(Stored items)

◇ ◇ ◇

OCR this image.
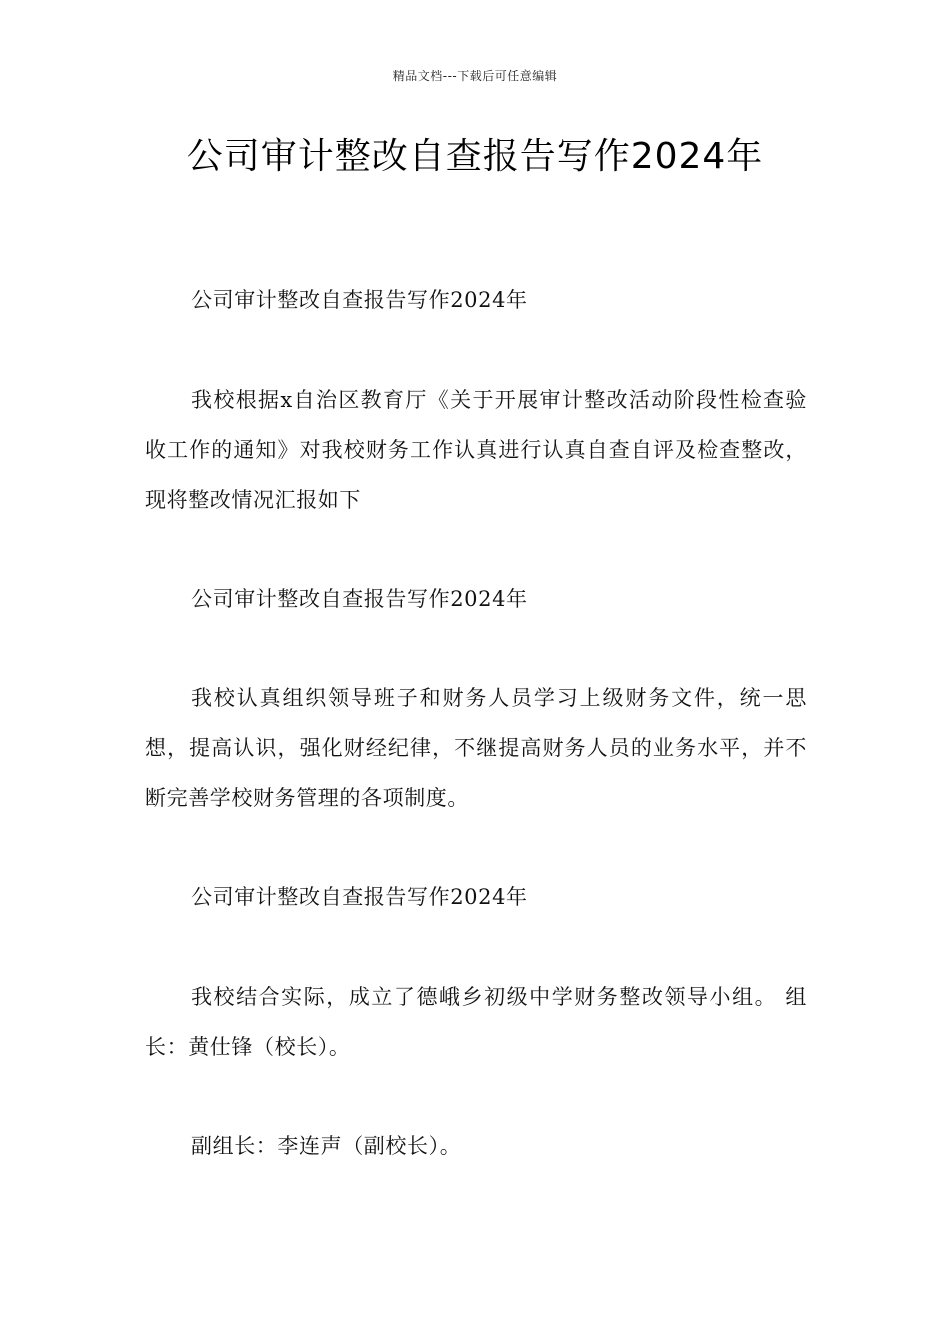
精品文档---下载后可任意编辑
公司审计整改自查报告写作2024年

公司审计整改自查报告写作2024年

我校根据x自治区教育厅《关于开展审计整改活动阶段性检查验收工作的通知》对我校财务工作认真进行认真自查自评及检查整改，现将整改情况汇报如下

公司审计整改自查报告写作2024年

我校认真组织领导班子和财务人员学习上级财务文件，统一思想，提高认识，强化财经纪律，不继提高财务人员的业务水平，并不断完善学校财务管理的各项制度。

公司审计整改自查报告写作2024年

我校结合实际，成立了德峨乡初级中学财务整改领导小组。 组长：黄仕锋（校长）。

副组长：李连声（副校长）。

◇ ◇ ◇

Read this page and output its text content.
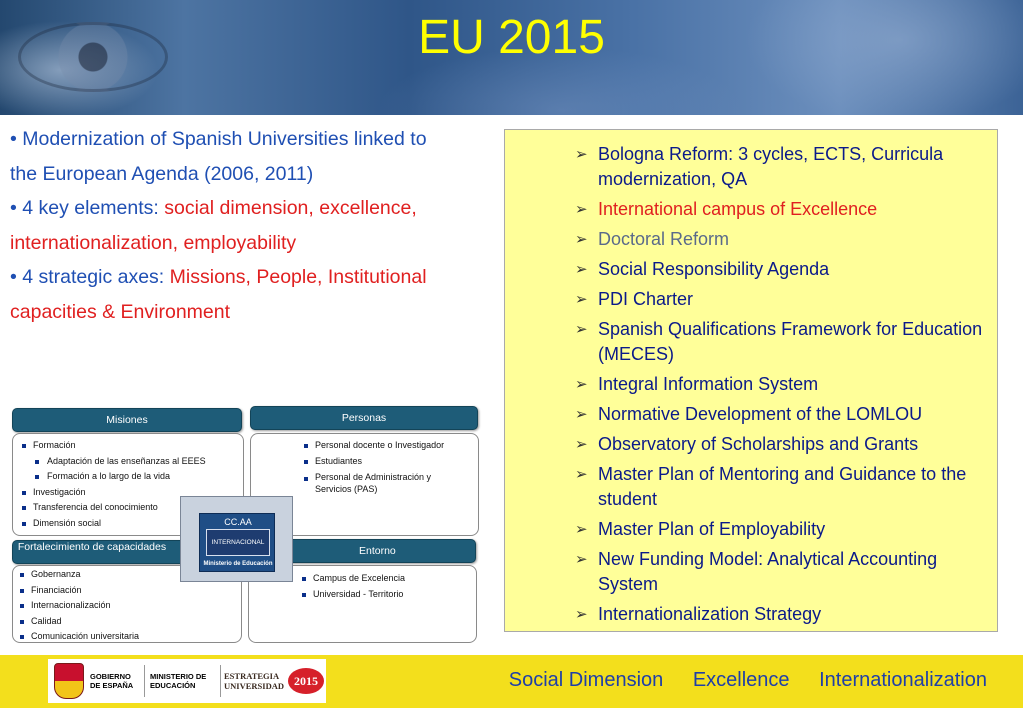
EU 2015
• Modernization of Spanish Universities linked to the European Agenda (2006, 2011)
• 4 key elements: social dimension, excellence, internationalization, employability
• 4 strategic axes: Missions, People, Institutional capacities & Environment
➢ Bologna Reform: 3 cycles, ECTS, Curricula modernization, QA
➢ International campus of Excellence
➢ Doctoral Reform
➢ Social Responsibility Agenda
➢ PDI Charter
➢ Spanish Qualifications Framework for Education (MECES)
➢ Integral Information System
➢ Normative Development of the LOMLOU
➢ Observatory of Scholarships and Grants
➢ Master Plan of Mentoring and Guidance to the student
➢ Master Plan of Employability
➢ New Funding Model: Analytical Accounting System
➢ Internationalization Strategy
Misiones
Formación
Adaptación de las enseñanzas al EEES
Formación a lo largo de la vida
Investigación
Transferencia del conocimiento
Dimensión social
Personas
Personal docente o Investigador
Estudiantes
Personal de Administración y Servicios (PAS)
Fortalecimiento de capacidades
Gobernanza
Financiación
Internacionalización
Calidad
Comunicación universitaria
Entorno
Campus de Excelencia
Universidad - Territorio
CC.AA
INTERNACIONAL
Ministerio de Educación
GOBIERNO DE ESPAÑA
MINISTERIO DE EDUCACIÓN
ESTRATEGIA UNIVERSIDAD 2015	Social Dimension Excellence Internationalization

◇ ◇ ◇

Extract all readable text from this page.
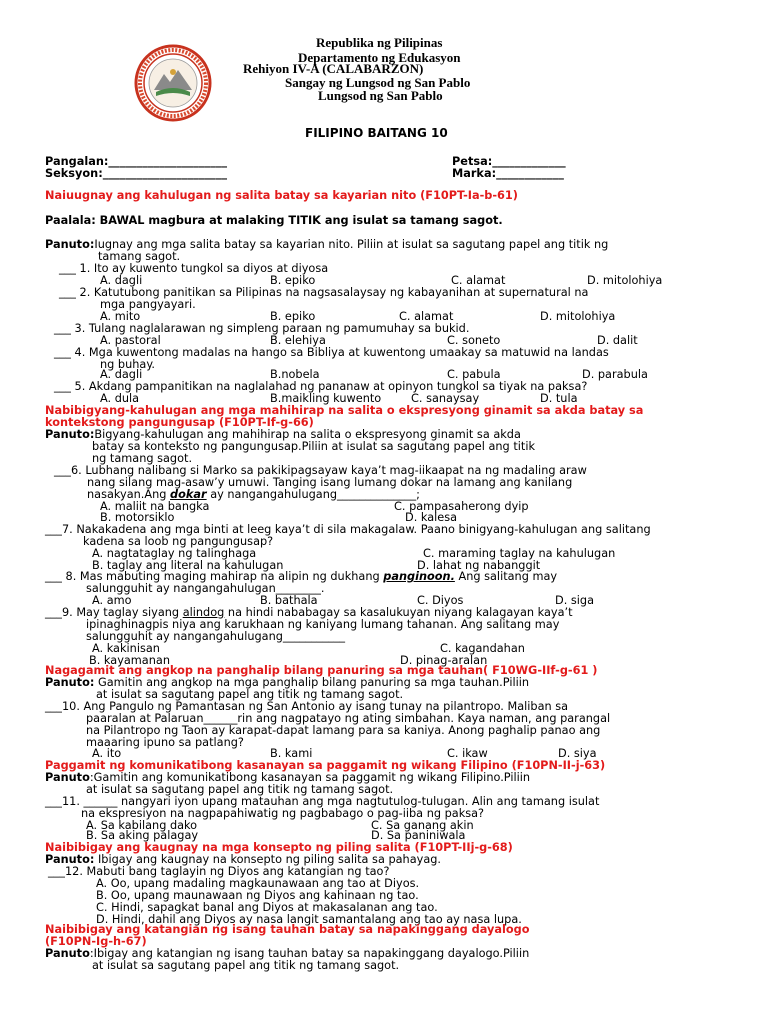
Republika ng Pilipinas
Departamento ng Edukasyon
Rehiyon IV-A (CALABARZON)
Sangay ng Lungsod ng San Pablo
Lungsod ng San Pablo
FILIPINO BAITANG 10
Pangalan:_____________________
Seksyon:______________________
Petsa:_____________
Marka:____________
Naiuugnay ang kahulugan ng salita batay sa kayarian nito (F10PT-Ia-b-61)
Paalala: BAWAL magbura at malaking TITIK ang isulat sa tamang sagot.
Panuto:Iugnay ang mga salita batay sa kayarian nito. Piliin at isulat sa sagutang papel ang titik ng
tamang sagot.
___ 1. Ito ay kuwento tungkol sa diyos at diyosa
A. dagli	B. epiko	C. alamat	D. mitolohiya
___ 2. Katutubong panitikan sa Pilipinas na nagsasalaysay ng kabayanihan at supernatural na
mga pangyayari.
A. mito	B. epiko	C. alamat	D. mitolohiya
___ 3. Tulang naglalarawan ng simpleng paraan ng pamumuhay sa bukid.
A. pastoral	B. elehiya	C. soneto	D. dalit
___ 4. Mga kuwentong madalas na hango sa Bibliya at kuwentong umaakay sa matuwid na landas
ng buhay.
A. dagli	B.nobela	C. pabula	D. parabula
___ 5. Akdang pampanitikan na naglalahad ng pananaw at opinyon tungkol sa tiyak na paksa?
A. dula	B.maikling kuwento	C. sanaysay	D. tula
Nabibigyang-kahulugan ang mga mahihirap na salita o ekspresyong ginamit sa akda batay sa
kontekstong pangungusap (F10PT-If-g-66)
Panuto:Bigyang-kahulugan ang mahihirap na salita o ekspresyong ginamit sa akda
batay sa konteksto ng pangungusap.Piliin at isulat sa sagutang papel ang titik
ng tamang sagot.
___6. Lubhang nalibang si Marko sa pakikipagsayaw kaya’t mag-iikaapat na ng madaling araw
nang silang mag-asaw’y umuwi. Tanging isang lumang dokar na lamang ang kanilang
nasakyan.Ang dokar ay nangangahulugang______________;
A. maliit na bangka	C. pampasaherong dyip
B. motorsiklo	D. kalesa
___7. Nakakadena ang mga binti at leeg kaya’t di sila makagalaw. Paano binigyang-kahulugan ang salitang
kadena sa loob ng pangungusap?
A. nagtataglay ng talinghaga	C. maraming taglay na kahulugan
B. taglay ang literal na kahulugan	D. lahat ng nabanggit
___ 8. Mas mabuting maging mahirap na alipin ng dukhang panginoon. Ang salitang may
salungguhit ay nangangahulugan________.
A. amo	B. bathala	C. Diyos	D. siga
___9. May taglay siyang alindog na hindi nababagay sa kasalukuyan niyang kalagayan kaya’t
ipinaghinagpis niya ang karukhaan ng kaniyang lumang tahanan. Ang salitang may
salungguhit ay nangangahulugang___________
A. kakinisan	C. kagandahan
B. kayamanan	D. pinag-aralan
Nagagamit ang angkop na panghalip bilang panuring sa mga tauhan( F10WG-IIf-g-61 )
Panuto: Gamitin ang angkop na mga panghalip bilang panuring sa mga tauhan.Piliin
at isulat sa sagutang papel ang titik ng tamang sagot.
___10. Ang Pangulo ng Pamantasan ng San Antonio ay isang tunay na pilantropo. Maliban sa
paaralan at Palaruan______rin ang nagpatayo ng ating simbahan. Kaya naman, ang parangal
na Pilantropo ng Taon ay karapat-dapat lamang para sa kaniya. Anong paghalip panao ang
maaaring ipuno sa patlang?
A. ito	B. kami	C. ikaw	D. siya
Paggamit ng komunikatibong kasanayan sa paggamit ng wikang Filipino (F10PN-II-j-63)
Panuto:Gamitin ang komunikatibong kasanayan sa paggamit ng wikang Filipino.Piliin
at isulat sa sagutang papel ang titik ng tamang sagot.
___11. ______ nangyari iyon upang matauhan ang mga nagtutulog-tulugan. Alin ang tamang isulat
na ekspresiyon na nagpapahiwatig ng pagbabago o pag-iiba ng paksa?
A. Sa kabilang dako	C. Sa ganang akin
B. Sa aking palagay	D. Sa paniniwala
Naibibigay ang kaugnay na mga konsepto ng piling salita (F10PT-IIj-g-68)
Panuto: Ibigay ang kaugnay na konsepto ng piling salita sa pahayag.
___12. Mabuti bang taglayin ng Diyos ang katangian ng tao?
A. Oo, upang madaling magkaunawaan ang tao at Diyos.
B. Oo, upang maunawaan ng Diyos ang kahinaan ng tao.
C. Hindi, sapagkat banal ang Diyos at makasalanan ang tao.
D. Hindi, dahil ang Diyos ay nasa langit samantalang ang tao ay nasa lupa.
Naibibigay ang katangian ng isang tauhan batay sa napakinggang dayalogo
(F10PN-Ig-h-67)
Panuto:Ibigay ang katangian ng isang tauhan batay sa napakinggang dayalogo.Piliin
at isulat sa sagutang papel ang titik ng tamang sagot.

◇ ◇ ◇

The request »
Gather up every line in the data above that contains the word "Master", copying each one.

The solution »
➢ Master Plan of Mentoring and Guidance to the student
➢ Master Plan of Employability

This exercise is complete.